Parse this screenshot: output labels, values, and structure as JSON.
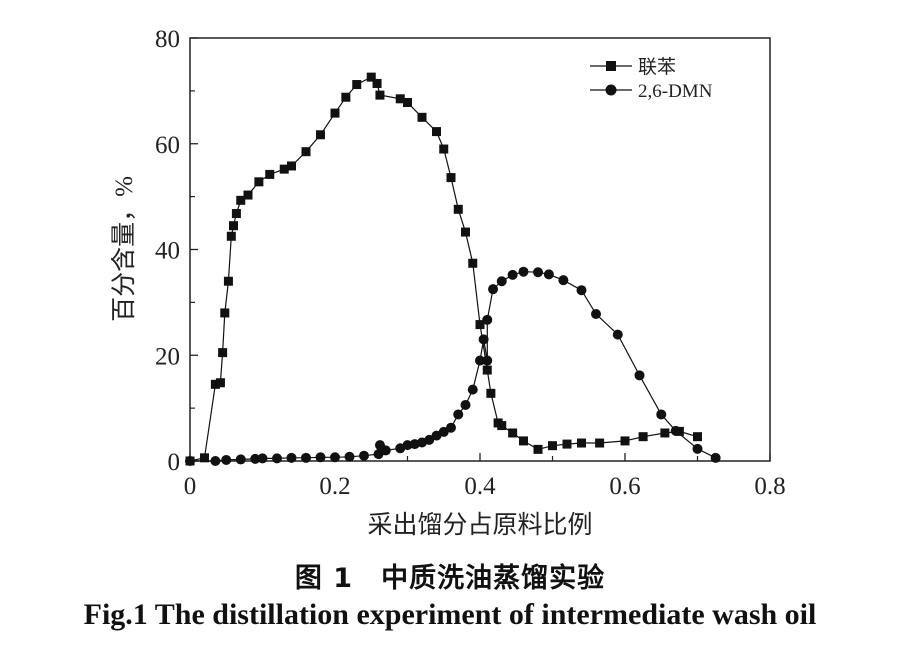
{
  "chart_data": {
    "type": "line",
    "xlabel": "采出馏分占原料比例",
    "ylabel": "百分含量，%",
    "xlim": [
      0,
      0.8
    ],
    "ylim": [
      0,
      80
    ],
    "x_ticks": [
      "0",
      "0.2",
      "0.4",
      "0.6",
      "0.8"
    ],
    "y_ticks": [
      "0",
      "20",
      "40",
      "60",
      "80"
    ],
    "legend_position": "top-right",
    "series": [
      {
        "name": "联苯",
        "marker": "square",
        "points": [
          [
            0.0,
            0.0
          ],
          [
            0.02,
            0.6
          ],
          [
            0.035,
            14.5
          ],
          [
            0.042,
            14.8
          ],
          [
            0.045,
            20.5
          ],
          [
            0.048,
            28.0
          ],
          [
            0.053,
            34.0
          ],
          [
            0.057,
            42.5
          ],
          [
            0.06,
            44.5
          ],
          [
            0.064,
            46.8
          ],
          [
            0.07,
            49.3
          ],
          [
            0.08,
            50.3
          ],
          [
            0.095,
            52.8
          ],
          [
            0.11,
            54.2
          ],
          [
            0.13,
            55.2
          ],
          [
            0.14,
            55.8
          ],
          [
            0.16,
            58.5
          ],
          [
            0.18,
            61.7
          ],
          [
            0.2,
            65.8
          ],
          [
            0.215,
            68.8
          ],
          [
            0.23,
            71.2
          ],
          [
            0.25,
            72.6
          ],
          [
            0.258,
            71.4
          ],
          [
            0.262,
            69.2
          ],
          [
            0.29,
            68.5
          ],
          [
            0.3,
            67.8
          ],
          [
            0.32,
            65.0
          ],
          [
            0.34,
            62.3
          ],
          [
            0.35,
            59.0
          ],
          [
            0.36,
            53.6
          ],
          [
            0.37,
            47.6
          ],
          [
            0.38,
            43.3
          ],
          [
            0.39,
            37.4
          ],
          [
            0.4,
            25.8
          ],
          [
            0.41,
            17.2
          ],
          [
            0.415,
            12.8
          ],
          [
            0.425,
            7.2
          ],
          [
            0.43,
            6.7
          ],
          [
            0.445,
            5.3
          ],
          [
            0.46,
            3.8
          ],
          [
            0.48,
            2.2
          ],
          [
            0.5,
            2.9
          ],
          [
            0.52,
            3.2
          ],
          [
            0.54,
            3.4
          ],
          [
            0.565,
            3.4
          ],
          [
            0.6,
            3.8
          ],
          [
            0.625,
            4.6
          ],
          [
            0.655,
            5.3
          ],
          [
            0.675,
            5.6
          ],
          [
            0.7,
            4.6
          ]
        ]
      },
      {
        "name": "2,6-DMN",
        "marker": "circle",
        "points": [
          [
            0.0,
            0.0
          ],
          [
            0.035,
            0.0
          ],
          [
            0.05,
            0.2
          ],
          [
            0.07,
            0.3
          ],
          [
            0.09,
            0.4
          ],
          [
            0.1,
            0.5
          ],
          [
            0.12,
            0.5
          ],
          [
            0.14,
            0.6
          ],
          [
            0.16,
            0.6
          ],
          [
            0.18,
            0.7
          ],
          [
            0.2,
            0.7
          ],
          [
            0.22,
            0.8
          ],
          [
            0.24,
            1.0
          ],
          [
            0.26,
            1.3
          ],
          [
            0.262,
            3.0
          ],
          [
            0.27,
            2.0
          ],
          [
            0.29,
            2.4
          ],
          [
            0.3,
            3.0
          ],
          [
            0.31,
            3.2
          ],
          [
            0.32,
            3.5
          ],
          [
            0.33,
            4.0
          ],
          [
            0.34,
            4.8
          ],
          [
            0.35,
            5.5
          ],
          [
            0.36,
            6.3
          ],
          [
            0.37,
            8.8
          ],
          [
            0.38,
            10.6
          ],
          [
            0.39,
            13.5
          ],
          [
            0.4,
            19.0
          ],
          [
            0.405,
            23.0
          ],
          [
            0.41,
            19.0
          ],
          [
            0.41,
            26.7
          ],
          [
            0.418,
            32.5
          ],
          [
            0.43,
            34.0
          ],
          [
            0.445,
            35.2
          ],
          [
            0.46,
            35.8
          ],
          [
            0.48,
            35.7
          ],
          [
            0.495,
            35.3
          ],
          [
            0.515,
            34.2
          ],
          [
            0.54,
            32.3
          ],
          [
            0.56,
            27.8
          ],
          [
            0.59,
            23.9
          ],
          [
            0.62,
            16.2
          ],
          [
            0.65,
            8.8
          ],
          [
            0.67,
            5.7
          ],
          [
            0.7,
            2.3
          ],
          [
            0.725,
            0.6
          ]
        ]
      }
    ]
  },
  "caption": {
    "chinese": "图 1　中质洗油蒸馏实验",
    "english": "Fig.1 The distillation experiment of intermediate wash oil"
  }
}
• • • • •
Copy out each line exactly, without the pictures.

▶ [Exercise solution]:
Parse this screenshot: output labels, values, and structure as JSON.
{
  "chart_data": {
    "type": "line",
    "xlabel": "采出馏分占原料比例",
    "ylabel": "百分含量，%",
    "xlim": [
      0,
      0.8
    ],
    "ylim": [
      0,
      80
    ],
    "x_ticks": [
      "0",
      "0.2",
      "0.4",
      "0.6",
      "0.8"
    ],
    "y_ticks": [
      "0",
      "20",
      "40",
      "60",
      "80"
    ],
    "legend_position": "top-right",
    "series": [
      {
        "name": "联苯",
        "marker": "square",
        "points": [
          [
            0.0,
            0.0
          ],
          [
            0.02,
            0.6
          ],
          [
            0.035,
            14.5
          ],
          [
            0.042,
            14.8
          ],
          [
            0.045,
            20.5
          ],
          [
            0.048,
            28.0
          ],
          [
            0.053,
            34.0
          ],
          [
            0.057,
            42.5
          ],
          [
            0.06,
            44.5
          ],
          [
            0.064,
            46.8
          ],
          [
            0.07,
            49.3
          ],
          [
            0.08,
            50.3
          ],
          [
            0.095,
            52.8
          ],
          [
            0.11,
            54.2
          ],
          [
            0.13,
            55.2
          ],
          [
            0.14,
            55.8
          ],
          [
            0.16,
            58.5
          ],
          [
            0.18,
            61.7
          ],
          [
            0.2,
            65.8
          ],
          [
            0.215,
            68.8
          ],
          [
            0.23,
            71.2
          ],
          [
            0.25,
            72.6
          ],
          [
            0.258,
            71.4
          ],
          [
            0.262,
            69.2
          ],
          [
            0.29,
            68.5
          ],
          [
            0.3,
            67.8
          ],
          [
            0.32,
            65.0
          ],
          [
            0.34,
            62.3
          ],
          [
            0.35,
            59.0
          ],
          [
            0.36,
            53.6
          ],
          [
            0.37,
            47.6
          ],
          [
            0.38,
            43.3
          ],
          [
            0.39,
            37.4
          ],
          [
            0.4,
            25.8
          ],
          [
            0.41,
            17.2
          ],
          [
            0.415,
            12.8
          ],
          [
            0.425,
            7.2
          ],
          [
            0.43,
            6.7
          ],
          [
            0.445,
            5.3
          ],
          [
            0.46,
            3.8
          ],
          [
            0.48,
            2.2
          ],
          [
            0.5,
            2.9
          ],
          [
            0.52,
            3.2
          ],
          [
            0.54,
            3.4
          ],
          [
            0.565,
            3.4
          ],
          [
            0.6,
            3.8
          ],
          [
            0.625,
            4.6
          ],
          [
            0.655,
            5.3
          ],
          [
            0.675,
            5.6
          ],
          [
            0.7,
            4.6
          ]
        ]
      },
      {
        "name": "2,6-DMN",
        "marker": "circle",
        "points": [
          [
            0.0,
            0.0
          ],
          [
            0.035,
            0.0
          ],
          [
            0.05,
            0.2
          ],
          [
            0.07,
            0.3
          ],
          [
            0.09,
            0.4
          ],
          [
            0.1,
            0.5
          ],
          [
            0.12,
            0.5
          ],
          [
            0.14,
            0.6
          ],
          [
            0.16,
            0.6
          ],
          [
            0.18,
            0.7
          ],
          [
            0.2,
            0.7
          ],
          [
            0.22,
            0.8
          ],
          [
            0.24,
            1.0
          ],
          [
            0.26,
            1.3
          ],
          [
            0.262,
            3.0
          ],
          [
            0.27,
            2.0
          ],
          [
            0.29,
            2.4
          ],
          [
            0.3,
            3.0
          ],
          [
            0.31,
            3.2
          ],
          [
            0.32,
            3.5
          ],
          [
            0.33,
            4.0
          ],
          [
            0.34,
            4.8
          ],
          [
            0.35,
            5.5
          ],
          [
            0.36,
            6.3
          ],
          [
            0.37,
            8.8
          ],
          [
            0.38,
            10.6
          ],
          [
            0.39,
            13.5
          ],
          [
            0.4,
            19.0
          ],
          [
            0.405,
            23.0
          ],
          [
            0.41,
            19.0
          ],
          [
            0.41,
            26.7
          ],
          [
            0.418,
            32.5
          ],
          [
            0.43,
            34.0
          ],
          [
            0.445,
            35.2
          ],
          [
            0.46,
            35.8
          ],
          [
            0.48,
            35.7
          ],
          [
            0.495,
            35.3
          ],
          [
            0.515,
            34.2
          ],
          [
            0.54,
            32.3
          ],
          [
            0.56,
            27.8
          ],
          [
            0.59,
            23.9
          ],
          [
            0.62,
            16.2
          ],
          [
            0.65,
            8.8
          ],
          [
            0.67,
            5.7
          ],
          [
            0.7,
            2.3
          ],
          [
            0.725,
            0.6
          ]
        ]
      }
    ]
  },
  "caption": {
    "chinese": "图 1　中质洗油蒸馏实验",
    "english": "Fig.1 The distillation experiment of intermediate wash oil"
  }
}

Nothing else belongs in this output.